### Work to complete:
Search the material for the word "text" and copy each line that holds it.

━━━ Provided data

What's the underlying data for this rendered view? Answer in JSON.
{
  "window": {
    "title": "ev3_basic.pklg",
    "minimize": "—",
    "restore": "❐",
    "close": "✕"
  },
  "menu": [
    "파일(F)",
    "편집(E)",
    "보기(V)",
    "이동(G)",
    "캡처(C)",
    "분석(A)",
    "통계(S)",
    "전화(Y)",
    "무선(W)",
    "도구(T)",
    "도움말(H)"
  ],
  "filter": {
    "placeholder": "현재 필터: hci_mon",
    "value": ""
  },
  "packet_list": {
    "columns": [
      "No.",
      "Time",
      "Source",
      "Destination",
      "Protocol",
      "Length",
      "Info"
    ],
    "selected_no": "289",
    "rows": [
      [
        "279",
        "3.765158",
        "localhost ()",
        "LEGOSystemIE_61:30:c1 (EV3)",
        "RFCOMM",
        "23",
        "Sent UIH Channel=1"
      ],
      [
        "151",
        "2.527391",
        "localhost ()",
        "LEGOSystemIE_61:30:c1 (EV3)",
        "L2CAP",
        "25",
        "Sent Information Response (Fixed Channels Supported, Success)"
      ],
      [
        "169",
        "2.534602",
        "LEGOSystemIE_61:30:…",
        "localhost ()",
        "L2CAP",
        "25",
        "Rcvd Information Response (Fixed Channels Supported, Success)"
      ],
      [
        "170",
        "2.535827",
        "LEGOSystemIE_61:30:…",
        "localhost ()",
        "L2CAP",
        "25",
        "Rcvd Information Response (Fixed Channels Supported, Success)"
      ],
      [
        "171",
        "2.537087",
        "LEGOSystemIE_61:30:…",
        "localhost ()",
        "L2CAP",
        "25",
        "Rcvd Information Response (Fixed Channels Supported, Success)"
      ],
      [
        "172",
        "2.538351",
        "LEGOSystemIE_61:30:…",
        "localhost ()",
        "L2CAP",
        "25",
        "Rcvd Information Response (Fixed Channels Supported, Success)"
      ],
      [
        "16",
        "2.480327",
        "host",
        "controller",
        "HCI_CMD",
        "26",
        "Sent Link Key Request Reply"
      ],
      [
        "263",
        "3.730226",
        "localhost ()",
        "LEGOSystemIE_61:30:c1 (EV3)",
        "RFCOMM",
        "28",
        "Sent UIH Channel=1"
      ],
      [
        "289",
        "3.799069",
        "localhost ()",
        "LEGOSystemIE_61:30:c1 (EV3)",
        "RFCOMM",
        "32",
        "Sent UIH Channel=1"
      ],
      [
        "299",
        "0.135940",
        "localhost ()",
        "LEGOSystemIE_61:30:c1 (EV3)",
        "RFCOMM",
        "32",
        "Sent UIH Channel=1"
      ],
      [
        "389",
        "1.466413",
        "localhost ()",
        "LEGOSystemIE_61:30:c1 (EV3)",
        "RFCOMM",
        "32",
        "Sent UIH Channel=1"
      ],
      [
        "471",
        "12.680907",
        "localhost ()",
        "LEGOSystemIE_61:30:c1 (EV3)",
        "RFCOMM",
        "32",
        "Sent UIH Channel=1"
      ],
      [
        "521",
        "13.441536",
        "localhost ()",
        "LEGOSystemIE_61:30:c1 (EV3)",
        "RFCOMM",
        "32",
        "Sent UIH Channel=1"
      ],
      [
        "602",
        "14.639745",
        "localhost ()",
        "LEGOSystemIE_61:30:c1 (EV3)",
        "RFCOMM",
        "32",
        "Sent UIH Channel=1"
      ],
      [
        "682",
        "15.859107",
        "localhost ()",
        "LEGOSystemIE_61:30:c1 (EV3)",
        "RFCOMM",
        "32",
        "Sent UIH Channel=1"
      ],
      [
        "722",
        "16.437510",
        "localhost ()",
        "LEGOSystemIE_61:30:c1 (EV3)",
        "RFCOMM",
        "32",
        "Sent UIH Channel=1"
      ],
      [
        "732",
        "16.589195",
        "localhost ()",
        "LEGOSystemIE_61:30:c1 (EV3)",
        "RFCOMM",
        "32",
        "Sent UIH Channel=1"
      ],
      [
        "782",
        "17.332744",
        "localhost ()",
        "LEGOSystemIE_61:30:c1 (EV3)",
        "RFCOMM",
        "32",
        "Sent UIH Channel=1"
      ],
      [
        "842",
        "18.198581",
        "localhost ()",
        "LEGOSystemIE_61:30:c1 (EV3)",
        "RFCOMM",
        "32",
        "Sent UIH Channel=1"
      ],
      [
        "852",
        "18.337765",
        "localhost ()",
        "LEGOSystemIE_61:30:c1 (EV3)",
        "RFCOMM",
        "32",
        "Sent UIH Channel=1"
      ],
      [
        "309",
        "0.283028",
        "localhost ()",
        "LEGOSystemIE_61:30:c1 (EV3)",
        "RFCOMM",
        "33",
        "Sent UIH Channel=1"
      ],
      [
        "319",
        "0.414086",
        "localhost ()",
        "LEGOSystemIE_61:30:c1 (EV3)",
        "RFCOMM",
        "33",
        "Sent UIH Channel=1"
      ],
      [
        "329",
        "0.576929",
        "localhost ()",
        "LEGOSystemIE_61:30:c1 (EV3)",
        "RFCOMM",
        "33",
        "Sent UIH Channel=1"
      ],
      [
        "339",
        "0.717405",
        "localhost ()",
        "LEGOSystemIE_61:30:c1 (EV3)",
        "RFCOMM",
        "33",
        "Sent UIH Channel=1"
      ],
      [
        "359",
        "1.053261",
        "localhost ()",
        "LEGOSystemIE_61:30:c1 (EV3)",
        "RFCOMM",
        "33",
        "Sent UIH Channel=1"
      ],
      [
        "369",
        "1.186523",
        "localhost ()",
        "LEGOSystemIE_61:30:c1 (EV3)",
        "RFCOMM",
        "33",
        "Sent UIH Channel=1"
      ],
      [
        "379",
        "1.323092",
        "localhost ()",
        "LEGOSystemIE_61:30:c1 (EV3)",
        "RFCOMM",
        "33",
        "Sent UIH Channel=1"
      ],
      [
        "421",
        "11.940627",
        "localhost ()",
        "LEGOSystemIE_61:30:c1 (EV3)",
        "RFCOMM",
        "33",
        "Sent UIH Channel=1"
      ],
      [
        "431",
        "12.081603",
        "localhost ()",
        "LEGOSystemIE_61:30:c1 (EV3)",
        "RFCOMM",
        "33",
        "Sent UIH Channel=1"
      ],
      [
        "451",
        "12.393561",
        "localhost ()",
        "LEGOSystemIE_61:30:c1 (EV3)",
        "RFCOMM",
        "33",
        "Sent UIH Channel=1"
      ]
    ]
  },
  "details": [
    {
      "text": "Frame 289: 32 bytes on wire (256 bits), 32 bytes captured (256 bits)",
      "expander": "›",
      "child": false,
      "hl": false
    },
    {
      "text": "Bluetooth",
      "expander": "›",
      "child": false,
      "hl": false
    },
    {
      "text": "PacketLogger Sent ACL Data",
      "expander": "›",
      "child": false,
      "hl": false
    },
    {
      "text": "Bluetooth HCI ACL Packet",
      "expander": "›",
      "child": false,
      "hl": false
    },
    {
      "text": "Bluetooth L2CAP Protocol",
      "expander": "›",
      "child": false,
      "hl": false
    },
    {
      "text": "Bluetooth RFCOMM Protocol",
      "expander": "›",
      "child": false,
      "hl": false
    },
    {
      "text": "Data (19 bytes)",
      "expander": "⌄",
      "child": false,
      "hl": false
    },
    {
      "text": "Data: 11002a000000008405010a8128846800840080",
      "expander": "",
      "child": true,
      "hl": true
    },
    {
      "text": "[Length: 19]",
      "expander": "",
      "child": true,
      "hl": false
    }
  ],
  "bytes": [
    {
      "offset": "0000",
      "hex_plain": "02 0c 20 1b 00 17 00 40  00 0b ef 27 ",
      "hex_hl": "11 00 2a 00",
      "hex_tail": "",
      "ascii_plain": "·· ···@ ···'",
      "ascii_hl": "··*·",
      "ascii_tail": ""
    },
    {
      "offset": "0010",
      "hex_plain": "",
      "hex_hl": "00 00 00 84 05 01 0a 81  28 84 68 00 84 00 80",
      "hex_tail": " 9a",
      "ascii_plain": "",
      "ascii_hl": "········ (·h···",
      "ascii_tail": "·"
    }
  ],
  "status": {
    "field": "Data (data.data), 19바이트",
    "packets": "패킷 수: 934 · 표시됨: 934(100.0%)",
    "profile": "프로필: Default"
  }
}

━━━━━━

### Solution to the problem:
      "text": "Frame 289: 32 bytes on wire (256 bits), 32 bytes captured (256 bits)",
      "text": "Bluetooth",
      "text": "PacketLogger Sent ACL Data",
      "text": "Bluetooth HCI ACL Packet",
      "text": "Bluetooth L2CAP Protocol",
      "text": "Bluetooth RFCOMM Protocol",
      "text": "Data (19 bytes)",
      "text": "Data: 11002a000000008405010a8128846800840080",
      "text": "[Length: 19]",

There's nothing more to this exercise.